### [AIM OF THE TASK]
Report only how many lines of the entries below contain the string "vuonna".

---*---

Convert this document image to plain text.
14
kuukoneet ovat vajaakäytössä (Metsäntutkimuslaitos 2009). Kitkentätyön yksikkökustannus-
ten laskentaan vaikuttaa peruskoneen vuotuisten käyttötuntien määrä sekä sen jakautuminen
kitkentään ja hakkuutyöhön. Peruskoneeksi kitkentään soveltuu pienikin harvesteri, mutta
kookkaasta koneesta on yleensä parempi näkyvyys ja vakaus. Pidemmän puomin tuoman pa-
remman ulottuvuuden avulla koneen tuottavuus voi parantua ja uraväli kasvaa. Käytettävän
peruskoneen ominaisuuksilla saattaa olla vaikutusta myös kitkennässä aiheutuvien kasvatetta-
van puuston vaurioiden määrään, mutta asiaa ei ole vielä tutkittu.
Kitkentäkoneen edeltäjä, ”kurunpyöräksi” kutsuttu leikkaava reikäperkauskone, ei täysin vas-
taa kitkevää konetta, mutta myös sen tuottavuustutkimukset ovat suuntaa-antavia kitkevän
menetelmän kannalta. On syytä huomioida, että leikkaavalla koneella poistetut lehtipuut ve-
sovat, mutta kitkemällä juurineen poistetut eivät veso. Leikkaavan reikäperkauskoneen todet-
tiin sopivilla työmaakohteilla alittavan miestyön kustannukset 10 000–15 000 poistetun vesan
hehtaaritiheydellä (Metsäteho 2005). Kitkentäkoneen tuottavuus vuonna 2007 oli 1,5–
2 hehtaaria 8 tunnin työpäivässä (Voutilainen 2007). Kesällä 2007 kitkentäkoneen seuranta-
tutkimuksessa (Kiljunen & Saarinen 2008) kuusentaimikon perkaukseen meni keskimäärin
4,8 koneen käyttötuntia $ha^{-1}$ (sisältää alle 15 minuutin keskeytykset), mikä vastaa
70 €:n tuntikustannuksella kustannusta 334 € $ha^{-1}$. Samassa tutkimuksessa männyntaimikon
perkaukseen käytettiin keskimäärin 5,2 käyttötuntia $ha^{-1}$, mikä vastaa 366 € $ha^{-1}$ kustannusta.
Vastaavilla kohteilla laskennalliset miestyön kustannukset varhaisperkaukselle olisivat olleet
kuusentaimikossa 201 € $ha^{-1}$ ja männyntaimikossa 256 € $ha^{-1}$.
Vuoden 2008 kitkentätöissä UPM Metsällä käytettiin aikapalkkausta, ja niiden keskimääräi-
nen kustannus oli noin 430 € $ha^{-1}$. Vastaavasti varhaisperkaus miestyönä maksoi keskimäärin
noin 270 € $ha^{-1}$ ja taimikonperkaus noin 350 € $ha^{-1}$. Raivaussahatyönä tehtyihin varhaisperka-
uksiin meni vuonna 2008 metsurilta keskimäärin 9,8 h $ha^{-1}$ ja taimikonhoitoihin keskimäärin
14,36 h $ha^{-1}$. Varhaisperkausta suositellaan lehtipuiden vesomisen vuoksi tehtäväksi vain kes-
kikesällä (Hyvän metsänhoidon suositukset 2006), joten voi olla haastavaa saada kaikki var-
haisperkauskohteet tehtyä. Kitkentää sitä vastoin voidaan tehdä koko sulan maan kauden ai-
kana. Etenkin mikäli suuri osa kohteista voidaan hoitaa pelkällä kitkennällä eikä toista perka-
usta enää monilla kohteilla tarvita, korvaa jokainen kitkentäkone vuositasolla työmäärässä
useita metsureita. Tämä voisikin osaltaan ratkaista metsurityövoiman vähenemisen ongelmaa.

---*---

### [COMPLETED EXERCISE]
2